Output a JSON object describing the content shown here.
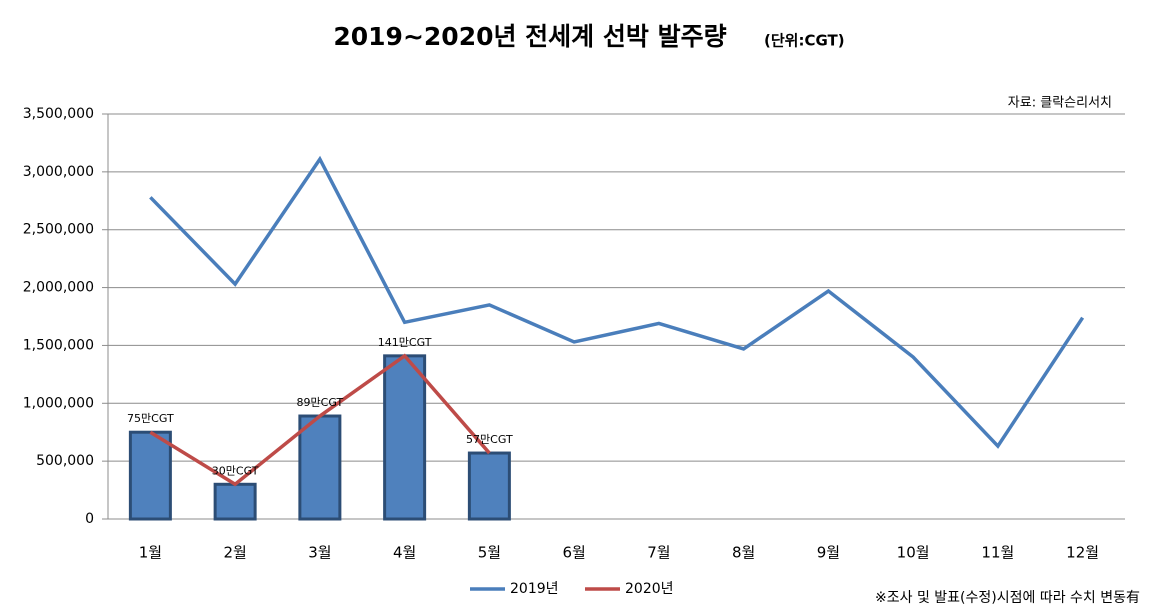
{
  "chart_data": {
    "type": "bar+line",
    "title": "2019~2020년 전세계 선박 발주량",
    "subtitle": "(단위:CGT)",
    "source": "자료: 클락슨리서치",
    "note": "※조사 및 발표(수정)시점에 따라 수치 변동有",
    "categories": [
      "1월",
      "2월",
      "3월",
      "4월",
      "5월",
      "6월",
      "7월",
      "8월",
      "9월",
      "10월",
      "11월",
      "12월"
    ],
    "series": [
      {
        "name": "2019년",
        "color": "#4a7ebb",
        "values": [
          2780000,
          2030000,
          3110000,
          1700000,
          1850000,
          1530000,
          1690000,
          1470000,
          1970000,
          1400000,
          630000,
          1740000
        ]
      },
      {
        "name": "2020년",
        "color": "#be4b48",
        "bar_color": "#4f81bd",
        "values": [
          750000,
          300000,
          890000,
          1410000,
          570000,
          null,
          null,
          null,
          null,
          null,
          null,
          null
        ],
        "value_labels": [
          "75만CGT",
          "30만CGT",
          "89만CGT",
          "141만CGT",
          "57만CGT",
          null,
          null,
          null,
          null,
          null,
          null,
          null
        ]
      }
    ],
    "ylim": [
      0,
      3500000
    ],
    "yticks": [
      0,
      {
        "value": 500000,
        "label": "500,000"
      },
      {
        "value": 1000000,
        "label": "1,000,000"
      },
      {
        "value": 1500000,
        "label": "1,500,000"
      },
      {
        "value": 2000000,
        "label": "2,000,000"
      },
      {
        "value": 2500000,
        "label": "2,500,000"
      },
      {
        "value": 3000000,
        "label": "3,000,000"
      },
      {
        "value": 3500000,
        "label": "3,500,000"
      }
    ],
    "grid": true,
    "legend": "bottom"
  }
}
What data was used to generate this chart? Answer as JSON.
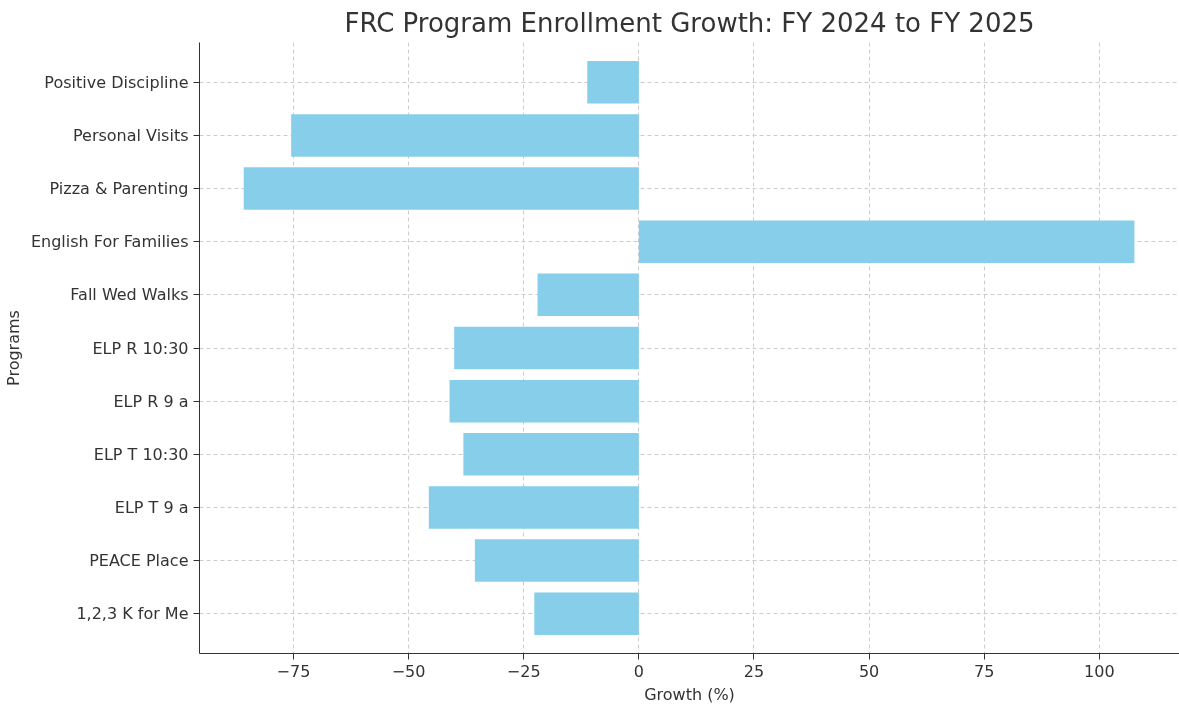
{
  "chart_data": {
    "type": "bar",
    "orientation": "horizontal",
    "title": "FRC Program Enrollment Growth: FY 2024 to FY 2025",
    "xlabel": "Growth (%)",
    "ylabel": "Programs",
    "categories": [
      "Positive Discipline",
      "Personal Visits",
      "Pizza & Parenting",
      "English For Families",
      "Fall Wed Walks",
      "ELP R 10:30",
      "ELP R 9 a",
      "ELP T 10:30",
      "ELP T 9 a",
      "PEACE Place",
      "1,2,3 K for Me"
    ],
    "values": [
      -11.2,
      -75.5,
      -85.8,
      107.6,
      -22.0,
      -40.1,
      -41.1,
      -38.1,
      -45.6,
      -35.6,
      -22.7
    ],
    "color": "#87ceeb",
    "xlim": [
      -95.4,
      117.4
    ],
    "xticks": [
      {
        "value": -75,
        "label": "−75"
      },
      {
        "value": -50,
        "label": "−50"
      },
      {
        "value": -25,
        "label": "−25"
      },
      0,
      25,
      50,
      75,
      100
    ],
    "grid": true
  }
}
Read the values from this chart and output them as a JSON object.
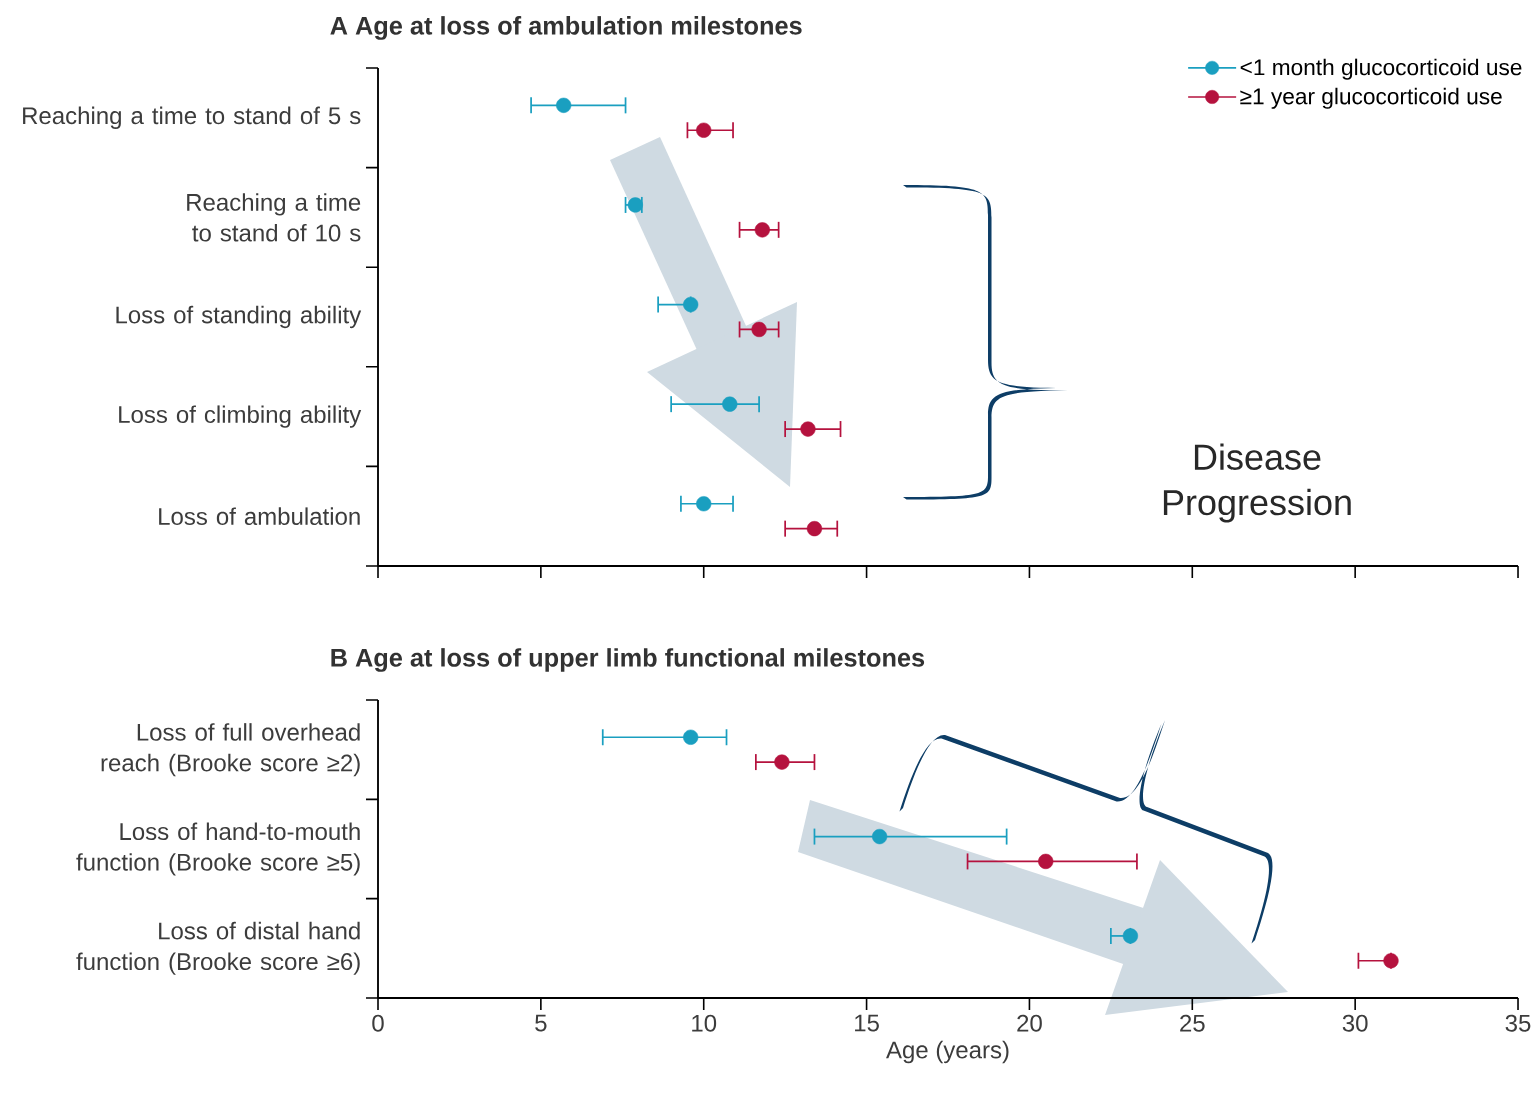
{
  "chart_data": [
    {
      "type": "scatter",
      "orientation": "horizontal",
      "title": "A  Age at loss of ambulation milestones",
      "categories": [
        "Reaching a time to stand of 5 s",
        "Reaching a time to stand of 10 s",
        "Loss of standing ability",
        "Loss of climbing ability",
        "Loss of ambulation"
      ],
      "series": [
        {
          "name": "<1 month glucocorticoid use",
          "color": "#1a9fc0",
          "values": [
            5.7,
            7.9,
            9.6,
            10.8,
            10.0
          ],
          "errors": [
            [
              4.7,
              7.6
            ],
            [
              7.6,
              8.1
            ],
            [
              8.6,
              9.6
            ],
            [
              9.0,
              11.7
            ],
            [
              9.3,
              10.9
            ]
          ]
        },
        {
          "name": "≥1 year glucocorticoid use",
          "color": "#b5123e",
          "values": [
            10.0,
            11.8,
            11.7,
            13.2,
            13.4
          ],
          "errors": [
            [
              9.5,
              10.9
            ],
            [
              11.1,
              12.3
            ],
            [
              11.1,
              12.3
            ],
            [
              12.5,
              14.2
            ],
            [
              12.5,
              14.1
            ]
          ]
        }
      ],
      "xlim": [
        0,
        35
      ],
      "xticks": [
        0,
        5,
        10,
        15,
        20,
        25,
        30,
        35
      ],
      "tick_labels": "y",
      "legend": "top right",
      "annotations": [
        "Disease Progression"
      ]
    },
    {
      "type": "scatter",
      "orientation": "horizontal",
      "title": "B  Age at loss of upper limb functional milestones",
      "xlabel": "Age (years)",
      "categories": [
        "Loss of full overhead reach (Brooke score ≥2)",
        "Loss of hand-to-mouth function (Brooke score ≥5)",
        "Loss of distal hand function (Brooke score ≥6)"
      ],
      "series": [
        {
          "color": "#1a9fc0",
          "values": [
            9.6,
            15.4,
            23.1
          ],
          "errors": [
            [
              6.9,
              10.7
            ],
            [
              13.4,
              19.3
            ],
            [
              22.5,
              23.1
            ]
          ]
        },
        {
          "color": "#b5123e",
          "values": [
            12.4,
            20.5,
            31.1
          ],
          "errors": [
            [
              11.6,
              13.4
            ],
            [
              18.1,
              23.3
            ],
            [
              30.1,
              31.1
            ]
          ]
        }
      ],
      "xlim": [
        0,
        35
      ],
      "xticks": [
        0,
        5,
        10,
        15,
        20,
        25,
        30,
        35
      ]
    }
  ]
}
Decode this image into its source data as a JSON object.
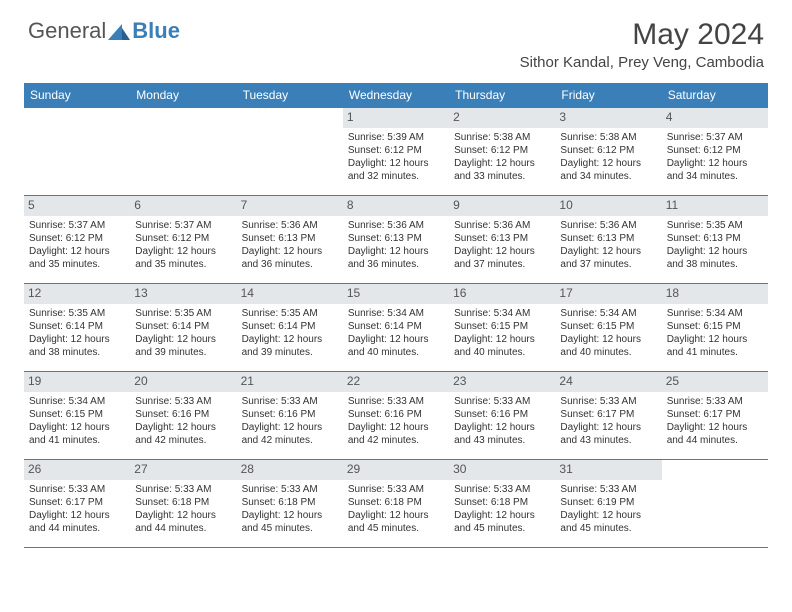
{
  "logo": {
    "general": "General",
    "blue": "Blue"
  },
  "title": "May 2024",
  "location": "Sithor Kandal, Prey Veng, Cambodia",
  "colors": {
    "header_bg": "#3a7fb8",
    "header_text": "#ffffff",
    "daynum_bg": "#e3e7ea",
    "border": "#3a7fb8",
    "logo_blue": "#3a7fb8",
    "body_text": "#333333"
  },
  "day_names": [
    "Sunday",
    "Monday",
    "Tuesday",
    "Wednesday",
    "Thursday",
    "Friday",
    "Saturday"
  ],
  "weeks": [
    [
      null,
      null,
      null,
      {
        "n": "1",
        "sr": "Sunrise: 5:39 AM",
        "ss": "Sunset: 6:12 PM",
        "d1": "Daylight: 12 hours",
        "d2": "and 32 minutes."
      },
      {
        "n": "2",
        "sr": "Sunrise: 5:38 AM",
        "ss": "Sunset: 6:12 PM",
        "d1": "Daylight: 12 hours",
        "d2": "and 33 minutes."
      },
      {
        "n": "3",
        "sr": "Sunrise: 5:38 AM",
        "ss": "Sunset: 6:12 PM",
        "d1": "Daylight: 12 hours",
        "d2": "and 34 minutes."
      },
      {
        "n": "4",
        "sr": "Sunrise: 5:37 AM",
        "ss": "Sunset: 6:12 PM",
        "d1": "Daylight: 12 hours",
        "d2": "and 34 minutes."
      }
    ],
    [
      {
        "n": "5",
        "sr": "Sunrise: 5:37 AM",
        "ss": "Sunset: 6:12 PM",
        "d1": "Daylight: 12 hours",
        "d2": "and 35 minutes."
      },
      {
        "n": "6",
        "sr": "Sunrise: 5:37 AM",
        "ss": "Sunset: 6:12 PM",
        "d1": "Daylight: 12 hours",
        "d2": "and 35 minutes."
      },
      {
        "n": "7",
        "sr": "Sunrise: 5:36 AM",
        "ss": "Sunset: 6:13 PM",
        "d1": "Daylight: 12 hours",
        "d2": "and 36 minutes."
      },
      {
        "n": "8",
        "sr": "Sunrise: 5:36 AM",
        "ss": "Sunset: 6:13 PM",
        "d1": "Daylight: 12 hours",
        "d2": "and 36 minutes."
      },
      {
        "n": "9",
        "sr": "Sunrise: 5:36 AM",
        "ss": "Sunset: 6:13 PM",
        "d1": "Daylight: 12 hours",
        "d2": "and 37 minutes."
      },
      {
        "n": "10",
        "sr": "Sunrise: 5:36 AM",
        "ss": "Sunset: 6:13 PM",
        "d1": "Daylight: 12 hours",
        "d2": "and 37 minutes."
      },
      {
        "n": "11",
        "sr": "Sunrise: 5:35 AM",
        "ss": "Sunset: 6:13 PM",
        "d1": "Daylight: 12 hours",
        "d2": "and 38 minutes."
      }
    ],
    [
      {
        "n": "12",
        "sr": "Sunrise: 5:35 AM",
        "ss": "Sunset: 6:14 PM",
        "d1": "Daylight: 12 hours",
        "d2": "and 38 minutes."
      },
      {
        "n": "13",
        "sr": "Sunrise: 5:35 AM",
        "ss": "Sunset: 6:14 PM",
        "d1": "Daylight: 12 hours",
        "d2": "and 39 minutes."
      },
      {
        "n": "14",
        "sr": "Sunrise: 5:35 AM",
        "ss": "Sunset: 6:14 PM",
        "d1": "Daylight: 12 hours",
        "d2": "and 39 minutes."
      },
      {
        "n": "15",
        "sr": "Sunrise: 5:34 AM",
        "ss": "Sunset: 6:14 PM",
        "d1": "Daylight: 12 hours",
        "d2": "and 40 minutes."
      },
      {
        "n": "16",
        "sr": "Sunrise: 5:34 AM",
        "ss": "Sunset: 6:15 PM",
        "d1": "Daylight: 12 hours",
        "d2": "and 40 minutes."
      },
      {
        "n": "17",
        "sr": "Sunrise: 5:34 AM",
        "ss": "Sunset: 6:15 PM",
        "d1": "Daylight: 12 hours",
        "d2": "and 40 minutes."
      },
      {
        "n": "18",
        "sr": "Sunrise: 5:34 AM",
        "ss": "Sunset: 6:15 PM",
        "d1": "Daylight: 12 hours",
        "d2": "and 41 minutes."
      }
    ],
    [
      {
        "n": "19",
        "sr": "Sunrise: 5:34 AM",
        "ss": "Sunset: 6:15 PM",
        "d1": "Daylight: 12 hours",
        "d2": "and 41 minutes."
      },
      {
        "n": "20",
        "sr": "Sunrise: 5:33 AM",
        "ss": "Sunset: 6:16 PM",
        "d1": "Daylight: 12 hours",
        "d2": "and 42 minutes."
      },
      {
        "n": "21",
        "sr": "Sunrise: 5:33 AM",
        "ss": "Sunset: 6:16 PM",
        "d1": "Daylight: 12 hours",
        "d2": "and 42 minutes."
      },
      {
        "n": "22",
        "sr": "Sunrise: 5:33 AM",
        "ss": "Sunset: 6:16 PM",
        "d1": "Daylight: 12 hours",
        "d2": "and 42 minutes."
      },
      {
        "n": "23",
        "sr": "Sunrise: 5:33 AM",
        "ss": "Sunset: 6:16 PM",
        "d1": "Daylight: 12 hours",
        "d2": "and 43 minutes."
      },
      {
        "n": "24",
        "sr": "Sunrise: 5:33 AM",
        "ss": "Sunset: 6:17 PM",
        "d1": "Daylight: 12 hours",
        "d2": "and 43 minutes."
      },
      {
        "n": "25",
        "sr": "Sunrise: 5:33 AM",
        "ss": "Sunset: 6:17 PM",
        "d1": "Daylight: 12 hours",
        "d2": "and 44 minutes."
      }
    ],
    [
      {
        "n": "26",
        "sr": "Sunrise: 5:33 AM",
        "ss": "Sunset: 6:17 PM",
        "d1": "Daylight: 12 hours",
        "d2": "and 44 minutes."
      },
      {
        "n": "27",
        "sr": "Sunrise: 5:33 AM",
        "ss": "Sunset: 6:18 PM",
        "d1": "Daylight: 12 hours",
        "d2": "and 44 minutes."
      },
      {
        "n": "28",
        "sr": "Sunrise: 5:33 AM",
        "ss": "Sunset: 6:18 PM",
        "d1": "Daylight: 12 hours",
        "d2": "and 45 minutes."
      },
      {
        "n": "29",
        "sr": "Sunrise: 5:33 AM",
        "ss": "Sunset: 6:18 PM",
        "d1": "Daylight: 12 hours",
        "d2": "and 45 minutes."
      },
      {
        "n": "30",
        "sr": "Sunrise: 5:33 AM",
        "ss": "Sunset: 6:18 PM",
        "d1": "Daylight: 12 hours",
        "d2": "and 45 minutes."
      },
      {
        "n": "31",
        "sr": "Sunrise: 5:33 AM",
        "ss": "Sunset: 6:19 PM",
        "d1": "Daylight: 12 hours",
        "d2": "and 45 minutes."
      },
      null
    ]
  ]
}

> _Stated exercise_: Identify each line in the entries with the word "time" and copy it.

> _Worked answer_:
        "Reaching a time to stand of 5 s",
        "Reaching a time to stand of 10 s",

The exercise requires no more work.